→ WORK REQUIRED: Pick out every line in the data below that holds "safety".

→ RECORDS FOR THE TASK:
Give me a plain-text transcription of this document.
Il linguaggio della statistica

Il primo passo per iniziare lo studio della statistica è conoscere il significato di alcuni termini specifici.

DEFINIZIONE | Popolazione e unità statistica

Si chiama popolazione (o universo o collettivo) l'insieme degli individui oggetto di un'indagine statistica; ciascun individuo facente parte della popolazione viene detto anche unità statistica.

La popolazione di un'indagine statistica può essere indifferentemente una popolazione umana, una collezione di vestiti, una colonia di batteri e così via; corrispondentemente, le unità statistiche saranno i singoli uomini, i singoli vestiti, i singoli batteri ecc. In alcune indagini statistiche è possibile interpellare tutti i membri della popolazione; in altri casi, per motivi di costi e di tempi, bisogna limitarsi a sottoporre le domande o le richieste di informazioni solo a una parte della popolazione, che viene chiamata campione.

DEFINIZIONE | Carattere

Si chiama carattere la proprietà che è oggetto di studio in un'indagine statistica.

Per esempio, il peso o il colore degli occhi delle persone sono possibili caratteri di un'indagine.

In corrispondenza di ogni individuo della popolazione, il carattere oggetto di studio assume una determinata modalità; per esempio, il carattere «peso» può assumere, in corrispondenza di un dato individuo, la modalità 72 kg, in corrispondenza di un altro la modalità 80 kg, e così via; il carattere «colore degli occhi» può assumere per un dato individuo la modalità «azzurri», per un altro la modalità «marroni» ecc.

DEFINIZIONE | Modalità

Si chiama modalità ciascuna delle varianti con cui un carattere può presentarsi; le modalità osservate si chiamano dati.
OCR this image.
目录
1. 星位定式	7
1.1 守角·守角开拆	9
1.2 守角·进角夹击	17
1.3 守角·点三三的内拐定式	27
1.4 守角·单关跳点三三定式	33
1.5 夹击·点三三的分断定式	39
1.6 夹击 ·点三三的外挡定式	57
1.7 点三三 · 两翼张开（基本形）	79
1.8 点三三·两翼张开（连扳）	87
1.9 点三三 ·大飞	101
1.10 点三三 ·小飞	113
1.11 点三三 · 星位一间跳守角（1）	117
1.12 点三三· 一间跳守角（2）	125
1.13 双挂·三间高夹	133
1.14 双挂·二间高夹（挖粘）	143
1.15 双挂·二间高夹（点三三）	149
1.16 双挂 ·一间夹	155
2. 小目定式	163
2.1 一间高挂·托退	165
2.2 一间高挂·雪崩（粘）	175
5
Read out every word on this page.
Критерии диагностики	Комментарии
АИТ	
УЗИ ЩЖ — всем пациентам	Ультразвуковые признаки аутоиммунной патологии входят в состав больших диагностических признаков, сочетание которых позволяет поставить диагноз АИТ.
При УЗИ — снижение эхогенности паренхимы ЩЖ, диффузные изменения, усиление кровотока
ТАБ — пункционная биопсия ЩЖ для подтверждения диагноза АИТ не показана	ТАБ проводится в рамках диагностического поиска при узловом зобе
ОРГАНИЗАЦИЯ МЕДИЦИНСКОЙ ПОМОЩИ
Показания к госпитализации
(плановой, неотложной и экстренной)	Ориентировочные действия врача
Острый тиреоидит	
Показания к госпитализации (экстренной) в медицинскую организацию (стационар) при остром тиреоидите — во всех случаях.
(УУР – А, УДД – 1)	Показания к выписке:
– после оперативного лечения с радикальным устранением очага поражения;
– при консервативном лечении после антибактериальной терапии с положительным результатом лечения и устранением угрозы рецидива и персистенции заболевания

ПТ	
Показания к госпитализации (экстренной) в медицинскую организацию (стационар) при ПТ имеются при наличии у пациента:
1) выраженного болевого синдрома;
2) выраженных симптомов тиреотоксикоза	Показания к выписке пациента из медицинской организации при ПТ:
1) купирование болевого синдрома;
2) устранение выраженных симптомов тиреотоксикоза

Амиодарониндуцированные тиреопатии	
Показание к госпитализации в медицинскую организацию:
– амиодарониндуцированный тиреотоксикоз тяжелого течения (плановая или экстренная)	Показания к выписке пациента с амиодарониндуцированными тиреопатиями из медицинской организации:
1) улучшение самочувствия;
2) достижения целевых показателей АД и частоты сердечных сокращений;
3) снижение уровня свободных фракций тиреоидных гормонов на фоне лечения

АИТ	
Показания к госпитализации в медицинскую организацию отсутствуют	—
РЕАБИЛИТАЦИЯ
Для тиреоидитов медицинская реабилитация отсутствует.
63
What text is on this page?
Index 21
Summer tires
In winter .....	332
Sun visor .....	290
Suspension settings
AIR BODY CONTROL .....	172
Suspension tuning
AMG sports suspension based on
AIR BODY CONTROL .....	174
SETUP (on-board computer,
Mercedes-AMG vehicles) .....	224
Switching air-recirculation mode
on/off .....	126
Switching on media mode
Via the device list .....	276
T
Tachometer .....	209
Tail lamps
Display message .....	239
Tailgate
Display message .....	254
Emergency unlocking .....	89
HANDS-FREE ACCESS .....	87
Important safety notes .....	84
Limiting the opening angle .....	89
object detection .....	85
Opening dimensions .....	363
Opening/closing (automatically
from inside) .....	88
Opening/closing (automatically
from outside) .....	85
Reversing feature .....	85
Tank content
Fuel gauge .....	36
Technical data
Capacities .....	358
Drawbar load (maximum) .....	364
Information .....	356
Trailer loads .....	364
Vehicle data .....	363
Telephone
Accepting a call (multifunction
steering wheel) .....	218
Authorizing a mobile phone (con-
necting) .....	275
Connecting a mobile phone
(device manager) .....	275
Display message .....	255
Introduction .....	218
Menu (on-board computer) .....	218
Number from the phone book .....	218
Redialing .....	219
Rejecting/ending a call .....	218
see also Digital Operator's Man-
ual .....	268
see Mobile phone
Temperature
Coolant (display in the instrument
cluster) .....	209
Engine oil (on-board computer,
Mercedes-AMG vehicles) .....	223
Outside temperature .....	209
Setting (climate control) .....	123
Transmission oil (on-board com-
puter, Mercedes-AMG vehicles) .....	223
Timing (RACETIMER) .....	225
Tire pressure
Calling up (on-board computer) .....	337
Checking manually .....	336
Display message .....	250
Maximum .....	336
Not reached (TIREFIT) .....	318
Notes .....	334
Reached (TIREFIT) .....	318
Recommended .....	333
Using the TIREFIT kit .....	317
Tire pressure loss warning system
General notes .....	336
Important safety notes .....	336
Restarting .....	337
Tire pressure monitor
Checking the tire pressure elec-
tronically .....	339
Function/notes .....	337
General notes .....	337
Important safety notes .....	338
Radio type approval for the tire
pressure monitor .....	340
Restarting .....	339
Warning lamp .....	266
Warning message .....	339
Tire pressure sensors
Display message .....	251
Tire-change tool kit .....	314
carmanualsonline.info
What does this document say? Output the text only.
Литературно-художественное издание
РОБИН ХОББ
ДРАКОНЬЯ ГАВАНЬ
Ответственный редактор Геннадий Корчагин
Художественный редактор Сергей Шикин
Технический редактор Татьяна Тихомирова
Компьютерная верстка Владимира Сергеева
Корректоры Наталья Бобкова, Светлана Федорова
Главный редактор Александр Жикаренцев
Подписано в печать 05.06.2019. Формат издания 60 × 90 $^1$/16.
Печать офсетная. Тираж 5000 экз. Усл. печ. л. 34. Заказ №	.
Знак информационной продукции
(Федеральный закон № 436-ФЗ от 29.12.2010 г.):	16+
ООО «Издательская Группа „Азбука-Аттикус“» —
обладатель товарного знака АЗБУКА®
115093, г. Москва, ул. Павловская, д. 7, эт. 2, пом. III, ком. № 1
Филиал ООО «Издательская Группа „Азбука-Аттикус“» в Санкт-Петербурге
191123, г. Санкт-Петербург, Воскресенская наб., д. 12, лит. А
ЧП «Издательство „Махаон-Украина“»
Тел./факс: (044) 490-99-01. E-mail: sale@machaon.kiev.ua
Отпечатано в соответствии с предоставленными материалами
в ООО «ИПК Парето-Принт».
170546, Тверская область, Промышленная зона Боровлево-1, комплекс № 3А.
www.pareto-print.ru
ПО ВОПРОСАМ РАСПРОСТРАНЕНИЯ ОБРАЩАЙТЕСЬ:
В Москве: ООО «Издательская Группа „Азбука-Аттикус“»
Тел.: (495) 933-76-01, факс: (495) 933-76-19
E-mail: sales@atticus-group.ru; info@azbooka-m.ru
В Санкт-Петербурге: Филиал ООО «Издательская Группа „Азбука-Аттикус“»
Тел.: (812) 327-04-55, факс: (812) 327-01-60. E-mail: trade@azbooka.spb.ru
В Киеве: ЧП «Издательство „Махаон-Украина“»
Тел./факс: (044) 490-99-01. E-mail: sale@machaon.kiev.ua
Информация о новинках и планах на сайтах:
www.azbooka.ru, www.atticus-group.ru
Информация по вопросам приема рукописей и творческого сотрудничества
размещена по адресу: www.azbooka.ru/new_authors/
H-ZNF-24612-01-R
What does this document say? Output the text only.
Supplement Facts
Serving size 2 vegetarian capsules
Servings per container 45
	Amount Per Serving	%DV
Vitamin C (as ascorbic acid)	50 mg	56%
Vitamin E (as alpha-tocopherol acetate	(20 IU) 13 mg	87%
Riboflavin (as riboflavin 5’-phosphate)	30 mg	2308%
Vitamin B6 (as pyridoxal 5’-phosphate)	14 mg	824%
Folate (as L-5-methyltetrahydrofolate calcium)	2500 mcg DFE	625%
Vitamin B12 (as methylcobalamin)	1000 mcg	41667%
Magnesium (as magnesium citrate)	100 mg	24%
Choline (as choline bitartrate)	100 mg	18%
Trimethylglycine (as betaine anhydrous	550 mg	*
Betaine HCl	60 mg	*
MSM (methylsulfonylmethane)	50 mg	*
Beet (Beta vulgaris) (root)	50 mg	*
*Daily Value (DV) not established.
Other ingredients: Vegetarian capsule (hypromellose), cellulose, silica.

→ ANSWER TO THE TASK:
Important safety notes .....	84
Important safety notes .....	336
Important safety notes .....	338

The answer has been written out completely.